==== Data in this exercise ====

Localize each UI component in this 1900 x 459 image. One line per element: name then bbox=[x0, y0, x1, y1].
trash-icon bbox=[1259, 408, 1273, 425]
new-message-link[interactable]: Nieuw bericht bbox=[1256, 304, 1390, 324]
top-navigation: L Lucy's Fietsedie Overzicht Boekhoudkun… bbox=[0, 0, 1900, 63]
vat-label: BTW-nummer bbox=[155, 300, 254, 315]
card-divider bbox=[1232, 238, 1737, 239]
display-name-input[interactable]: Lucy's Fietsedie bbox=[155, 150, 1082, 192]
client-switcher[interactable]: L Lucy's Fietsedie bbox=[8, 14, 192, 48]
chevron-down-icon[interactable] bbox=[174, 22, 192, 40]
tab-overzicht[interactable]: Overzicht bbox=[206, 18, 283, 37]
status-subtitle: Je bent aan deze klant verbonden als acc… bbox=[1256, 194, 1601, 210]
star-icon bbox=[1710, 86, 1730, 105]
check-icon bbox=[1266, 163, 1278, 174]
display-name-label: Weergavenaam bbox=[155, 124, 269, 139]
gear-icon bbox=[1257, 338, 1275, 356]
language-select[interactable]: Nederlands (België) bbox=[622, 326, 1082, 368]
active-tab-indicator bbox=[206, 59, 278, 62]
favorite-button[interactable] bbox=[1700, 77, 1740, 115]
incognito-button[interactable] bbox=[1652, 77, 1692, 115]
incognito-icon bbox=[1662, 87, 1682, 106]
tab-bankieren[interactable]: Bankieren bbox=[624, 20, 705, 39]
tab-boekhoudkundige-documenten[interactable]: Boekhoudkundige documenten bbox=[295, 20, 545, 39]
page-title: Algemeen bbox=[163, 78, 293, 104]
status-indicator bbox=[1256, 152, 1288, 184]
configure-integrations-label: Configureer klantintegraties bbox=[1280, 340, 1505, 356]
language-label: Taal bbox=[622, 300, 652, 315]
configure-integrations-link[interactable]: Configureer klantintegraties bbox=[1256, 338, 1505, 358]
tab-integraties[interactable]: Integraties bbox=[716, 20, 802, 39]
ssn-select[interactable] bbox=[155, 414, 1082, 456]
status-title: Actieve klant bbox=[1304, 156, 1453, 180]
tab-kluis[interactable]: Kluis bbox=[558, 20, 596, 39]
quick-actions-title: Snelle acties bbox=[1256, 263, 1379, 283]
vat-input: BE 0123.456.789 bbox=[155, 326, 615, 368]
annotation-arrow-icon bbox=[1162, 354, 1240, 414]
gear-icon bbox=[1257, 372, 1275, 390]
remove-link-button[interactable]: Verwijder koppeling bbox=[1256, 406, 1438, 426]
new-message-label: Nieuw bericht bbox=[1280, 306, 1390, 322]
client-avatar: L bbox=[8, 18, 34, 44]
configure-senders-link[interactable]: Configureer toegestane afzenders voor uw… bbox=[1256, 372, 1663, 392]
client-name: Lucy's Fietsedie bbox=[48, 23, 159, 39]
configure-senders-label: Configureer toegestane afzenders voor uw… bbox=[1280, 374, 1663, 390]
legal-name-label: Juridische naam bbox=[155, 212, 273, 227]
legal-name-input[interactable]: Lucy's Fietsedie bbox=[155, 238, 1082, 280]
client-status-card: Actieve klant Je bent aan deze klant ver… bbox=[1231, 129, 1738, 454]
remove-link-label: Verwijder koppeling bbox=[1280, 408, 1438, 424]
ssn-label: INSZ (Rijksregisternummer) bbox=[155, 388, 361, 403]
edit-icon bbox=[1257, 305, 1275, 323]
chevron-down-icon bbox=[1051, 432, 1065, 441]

====

- **What is needed**:
Copy out every line of the data above without changing a thing.

- **Response to this task**:
Localize each UI component in this 1900 x 459 image. One line per element: name then bbox=[x0, y0, x1, y1].
trash-icon bbox=[1259, 408, 1273, 425]
new-message-link[interactable]: Nieuw bericht bbox=[1256, 304, 1390, 324]
top-navigation: L Lucy's Fietsedie Overzicht Boekhoudkun… bbox=[0, 0, 1900, 63]
vat-label: BTW-nummer bbox=[155, 300, 254, 315]
card-divider bbox=[1232, 238, 1737, 239]
display-name-input[interactable]: Lucy's Fietsedie bbox=[155, 150, 1082, 192]
client-switcher[interactable]: L Lucy's Fietsedie bbox=[8, 14, 192, 48]
chevron-down-icon[interactable] bbox=[174, 22, 192, 40]
tab-overzicht[interactable]: Overzicht bbox=[206, 18, 283, 37]
status-subtitle: Je bent aan deze klant verbonden als acc… bbox=[1256, 194, 1601, 210]
star-icon bbox=[1710, 86, 1730, 105]
check-icon bbox=[1266, 163, 1278, 174]
display-name-label: Weergavenaam bbox=[155, 124, 269, 139]
gear-icon bbox=[1257, 338, 1275, 356]
language-select[interactable]: Nederlands (België) bbox=[622, 326, 1082, 368]
active-tab-indicator bbox=[206, 59, 278, 62]
favorite-button[interactable] bbox=[1700, 77, 1740, 115]
incognito-button[interactable] bbox=[1652, 77, 1692, 115]
incognito-icon bbox=[1662, 87, 1682, 106]
tab-bankieren[interactable]: Bankieren bbox=[624, 20, 705, 39]
tab-boekhoudkundige-documenten[interactable]: Boekhoudkundige documenten bbox=[295, 20, 545, 39]
page-title: Algemeen bbox=[163, 78, 293, 104]
status-indicator bbox=[1256, 152, 1288, 184]
configure-integrations-label: Configureer klantintegraties bbox=[1280, 340, 1505, 356]
language-label: Taal bbox=[622, 300, 652, 315]
configure-integrations-link[interactable]: Configureer klantintegraties bbox=[1256, 338, 1505, 358]
tab-integraties[interactable]: Integraties bbox=[716, 20, 802, 39]
ssn-select[interactable] bbox=[155, 414, 1082, 456]
status-title: Actieve klant bbox=[1304, 156, 1453, 180]
tab-kluis[interactable]: Kluis bbox=[558, 20, 596, 39]
quick-actions-title: Snelle acties bbox=[1256, 263, 1379, 283]
vat-input: BE 0123.456.789 bbox=[155, 326, 615, 368]
annotation-arrow-icon bbox=[1162, 354, 1240, 414]
gear-icon bbox=[1257, 372, 1275, 390]
remove-link-button[interactable]: Verwijder koppeling bbox=[1256, 406, 1438, 426]
new-message-label: Nieuw bericht bbox=[1280, 306, 1390, 322]
client-avatar: L bbox=[8, 18, 34, 44]
configure-senders-link[interactable]: Configureer toegestane afzenders voor uw… bbox=[1256, 372, 1663, 392]
client-name: Lucy's Fietsedie bbox=[48, 23, 159, 39]
configure-senders-label: Configureer toegestane afzenders voor uw… bbox=[1280, 374, 1663, 390]
legal-name-label: Juridische naam bbox=[155, 212, 273, 227]
legal-name-input[interactable]: Lucy's Fietsedie bbox=[155, 238, 1082, 280]
client-status-card: Actieve klant Je bent aan deze klant ver… bbox=[1231, 129, 1738, 454]
remove-link-label: Verwijder koppeling bbox=[1280, 408, 1438, 424]
ssn-label: INSZ (Rijksregisternummer) bbox=[155, 388, 361, 403]
edit-icon bbox=[1257, 305, 1275, 323]
chevron-down-icon bbox=[1051, 432, 1065, 441]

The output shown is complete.